Records for this exercise:

◇ ◇ ◇ ◇ ◇

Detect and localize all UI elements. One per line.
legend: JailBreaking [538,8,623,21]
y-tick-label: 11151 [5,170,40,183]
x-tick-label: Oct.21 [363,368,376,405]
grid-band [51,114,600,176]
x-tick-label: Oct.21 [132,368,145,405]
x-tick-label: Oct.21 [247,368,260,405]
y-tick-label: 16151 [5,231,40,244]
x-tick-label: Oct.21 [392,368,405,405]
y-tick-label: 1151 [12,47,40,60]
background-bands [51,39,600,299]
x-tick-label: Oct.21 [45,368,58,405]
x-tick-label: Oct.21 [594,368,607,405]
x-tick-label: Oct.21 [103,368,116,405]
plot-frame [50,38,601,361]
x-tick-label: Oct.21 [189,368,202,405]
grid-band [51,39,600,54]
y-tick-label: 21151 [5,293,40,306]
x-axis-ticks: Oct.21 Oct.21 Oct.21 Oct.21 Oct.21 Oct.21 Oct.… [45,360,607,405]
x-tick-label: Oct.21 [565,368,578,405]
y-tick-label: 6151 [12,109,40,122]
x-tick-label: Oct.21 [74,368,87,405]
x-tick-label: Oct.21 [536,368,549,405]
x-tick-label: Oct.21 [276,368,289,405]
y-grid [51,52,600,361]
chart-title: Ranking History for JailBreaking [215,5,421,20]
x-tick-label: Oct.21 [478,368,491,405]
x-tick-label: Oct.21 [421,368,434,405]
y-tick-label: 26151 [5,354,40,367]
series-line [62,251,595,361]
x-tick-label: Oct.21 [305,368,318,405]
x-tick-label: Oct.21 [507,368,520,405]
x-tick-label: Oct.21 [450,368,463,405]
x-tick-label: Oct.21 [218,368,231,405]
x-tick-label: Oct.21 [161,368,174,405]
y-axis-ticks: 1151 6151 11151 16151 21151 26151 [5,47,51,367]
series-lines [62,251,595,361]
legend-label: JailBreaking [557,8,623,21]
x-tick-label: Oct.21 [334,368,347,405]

◇ ◇ ◇ ◇ ◇

What you need to do: Starting at the first line of the items and ending with the line that contains "x-axis-ticks: Oct.21 Oct.21", write those lines out again, switching "grid-band" to "stripe-band" and leaving everything else unchanged.

Response for this exercise:
Detect and localize all UI elements. One per line.
legend: JailBreaking [538,8,623,21]
y-tick-label: 11151 [5,170,40,183]
x-tick-label: Oct.21 [363,368,376,405]
stripe-band [51,114,600,176]
x-tick-label: Oct.21 [132,368,145,405]
x-tick-label: Oct.21 [247,368,260,405]
y-tick-label: 16151 [5,231,40,244]
x-tick-label: Oct.21 [392,368,405,405]
y-tick-label: 1151 [12,47,40,60]
background-bands [51,39,600,299]
x-tick-label: Oct.21 [45,368,58,405]
x-tick-label: Oct.21 [594,368,607,405]
x-tick-label: Oct.21 [103,368,116,405]
plot-frame [50,38,601,361]
x-tick-label: Oct.21 [189,368,202,405]
stripe-band [51,39,600,54]
y-tick-label: 21151 [5,293,40,306]
x-axis-ticks: Oct.21 Oct.21 Oct.21 Oct.21 Oct.21 Oct.21 Oct.… [45,360,607,405]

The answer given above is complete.